— START OF Extracted records —
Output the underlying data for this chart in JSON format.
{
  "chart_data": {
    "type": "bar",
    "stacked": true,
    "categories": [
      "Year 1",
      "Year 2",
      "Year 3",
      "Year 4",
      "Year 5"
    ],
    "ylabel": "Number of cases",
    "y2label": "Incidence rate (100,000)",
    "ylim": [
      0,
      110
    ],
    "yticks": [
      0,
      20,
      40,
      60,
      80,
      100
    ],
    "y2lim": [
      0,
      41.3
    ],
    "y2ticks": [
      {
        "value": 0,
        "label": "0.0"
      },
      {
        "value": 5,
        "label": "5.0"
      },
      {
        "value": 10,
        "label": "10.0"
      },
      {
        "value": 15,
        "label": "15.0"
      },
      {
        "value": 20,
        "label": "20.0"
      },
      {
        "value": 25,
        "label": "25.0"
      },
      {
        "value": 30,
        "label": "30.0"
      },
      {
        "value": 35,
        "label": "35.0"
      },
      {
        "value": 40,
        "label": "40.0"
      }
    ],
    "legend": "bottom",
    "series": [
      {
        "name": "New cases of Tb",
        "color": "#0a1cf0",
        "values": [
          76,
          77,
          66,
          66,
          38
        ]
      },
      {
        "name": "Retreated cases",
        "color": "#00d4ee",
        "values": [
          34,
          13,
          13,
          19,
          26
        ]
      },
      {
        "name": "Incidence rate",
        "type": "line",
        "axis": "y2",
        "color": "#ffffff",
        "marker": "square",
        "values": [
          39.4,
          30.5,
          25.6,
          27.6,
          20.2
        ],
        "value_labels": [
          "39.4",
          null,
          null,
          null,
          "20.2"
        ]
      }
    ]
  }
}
— END OF Extracted records —
* _Exercise instructions_: Restate all of the entries above precisely.

* _Written response_:
Output the underlying data for this chart in JSON format.
{
  "chart_data": {
    "type": "bar",
    "stacked": true,
    "categories": [
      "Year 1",
      "Year 2",
      "Year 3",
      "Year 4",
      "Year 5"
    ],
    "ylabel": "Number of cases",
    "y2label": "Incidence rate (100,000)",
    "ylim": [
      0,
      110
    ],
    "yticks": [
      0,
      20,
      40,
      60,
      80,
      100
    ],
    "y2lim": [
      0,
      41.3
    ],
    "y2ticks": [
      {
        "value": 0,
        "label": "0.0"
      },
      {
        "value": 5,
        "label": "5.0"
      },
      {
        "value": 10,
        "label": "10.0"
      },
      {
        "value": 15,
        "label": "15.0"
      },
      {
        "value": 20,
        "label": "20.0"
      },
      {
        "value": 25,
        "label": "25.0"
      },
      {
        "value": 30,
        "label": "30.0"
      },
      {
        "value": 35,
        "label": "35.0"
      },
      {
        "value": 40,
        "label": "40.0"
      }
    ],
    "legend": "bottom",
    "series": [
      {
        "name": "New cases of Tb",
        "color": "#0a1cf0",
        "values": [
          76,
          77,
          66,
          66,
          38
        ]
      },
      {
        "name": "Retreated cases",
        "color": "#00d4ee",
        "values": [
          34,
          13,
          13,
          19,
          26
        ]
      },
      {
        "name": "Incidence rate",
        "type": "line",
        "axis": "y2",
        "color": "#ffffff",
        "marker": "square",
        "values": [
          39.4,
          30.5,
          25.6,
          27.6,
          20.2
        ],
        "value_labels": [
          "39.4",
          null,
          null,
          null,
          "20.2"
        ]
      }
    ]
  }
}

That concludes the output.